> [EXERCISE PROMPT]:
Leave out the pictures, then reproduce the rest of the material exactly.

Data records:
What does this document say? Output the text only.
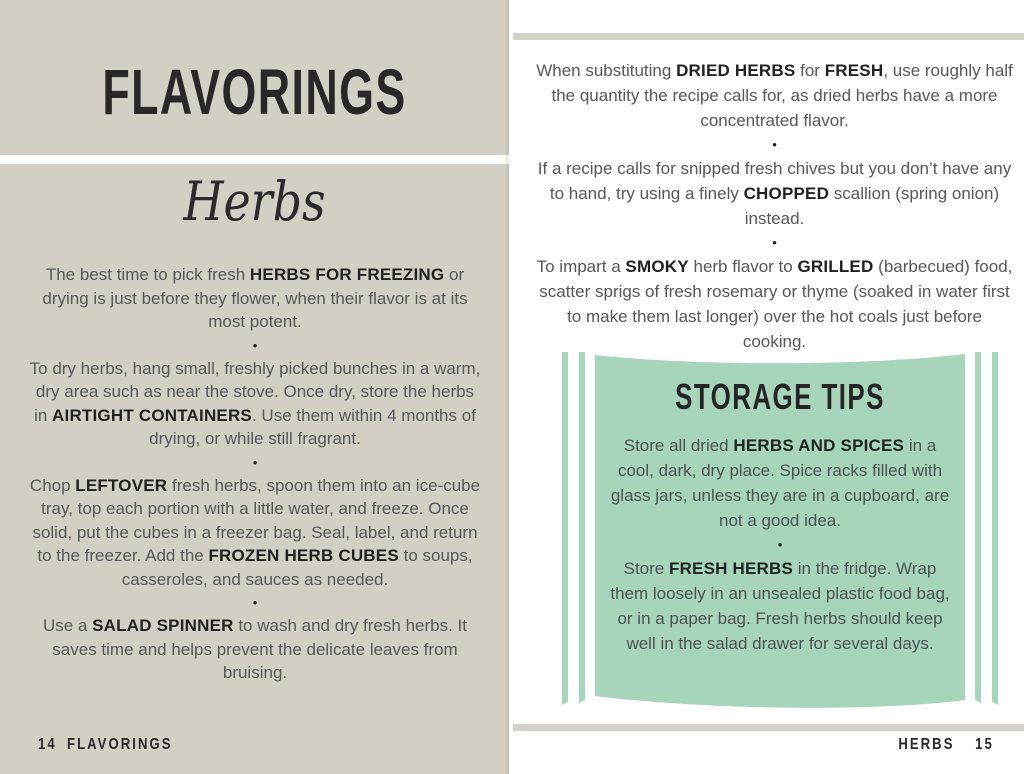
FLAVORINGS
Herbs

The best time to pick fresh HERBS FOR FREEZING or drying is just before they flower, when their flavor is at its most potent.

•

To dry herbs, hang small, freshly picked bunches in a warm, dry area such as near the stove. Once dry, store the herbs in AIRTIGHT CONTAINERS. Use them within 4 months of drying, or while still fragrant.

•

Chop LEFTOVER fresh herbs, spoon them into an ice-cube tray, top each portion with a little water, and freeze. Once solid, put the cubes in a freezer bag. Seal, label, and return to the freezer. Add the FROZEN HERB CUBES to soups, casseroles, and sauces as needed.

•

Use a SALAD SPINNER to wash and dry fresh herbs. It saves time and helps prevent the delicate leaves from bruising.

14 FLAVORINGS

When substituting DRIED HERBS for FRESH, use roughly half the quantity the recipe calls for, as dried herbs have a more concentrated flavor.

•

If a recipe calls for snipped fresh chives but you don’t have any to hand, try using a finely CHOPPED scallion (spring onion) instead.

•

To impart a SMOKY herb flavor to GRILLED (barbecued) food, scatter sprigs of fresh rosemary or thyme (soaked in water first to make them last longer) over the hot coals just before cooking.

STORAGE TIPS

Store all dried HERBS AND SPICES in a cool, dark, dry place. Spice racks filled with glass jars, unless they are in a cupboard, are not a good idea.

•

Store FRESH HERBS in the fridge. Wrap them loosely in an unsealed plastic food bag, or in a paper bag. Fresh herbs should keep well in the salad drawer for several days.

HERBS 15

> [RESPONSE]:
What does this document say? Output the text only.
FLAVORINGS
Herbs

The best time to pick fresh HERBS FOR FREEZING or drying is just before they flower, when their flavor is at its most potent.

•

To dry herbs, hang small, freshly picked bunches in a warm, dry area such as near the stove. Once dry, store the herbs in AIRTIGHT CONTAINERS. Use them within 4 months of drying, or while still fragrant.

•

Chop LEFTOVER fresh herbs, spoon them into an ice-cube tray, top each portion with a little water, and freeze. Once solid, put the cubes in a freezer bag. Seal, label, and return to the freezer. Add the FROZEN HERB CUBES to soups, casseroles, and sauces as needed.

•

Use a SALAD SPINNER to wash and dry fresh herbs. It saves time and helps prevent the delicate leaves from bruising.

14 FLAVORINGS

When substituting DRIED HERBS for FRESH, use roughly half the quantity the recipe calls for, as dried herbs have a more concentrated flavor.

•

If a recipe calls for snipped fresh chives but you don’t have any to hand, try using a finely CHOPPED scallion (spring onion) instead.

•

To impart a SMOKY herb flavor to GRILLED (barbecued) food, scatter sprigs of fresh rosemary or thyme (soaked in water first to make them last longer) over the hot coals just before cooking.

STORAGE TIPS

Store all dried HERBS AND SPICES in a cool, dark, dry place. Spice racks filled with glass jars, unless they are in a cupboard, are not a good idea.

•

Store FRESH HERBS in the fridge. Wrap them loosely in an unsealed plastic food bag, or in a paper bag. Fresh herbs should keep well in the salad drawer for several days.

HERBS 15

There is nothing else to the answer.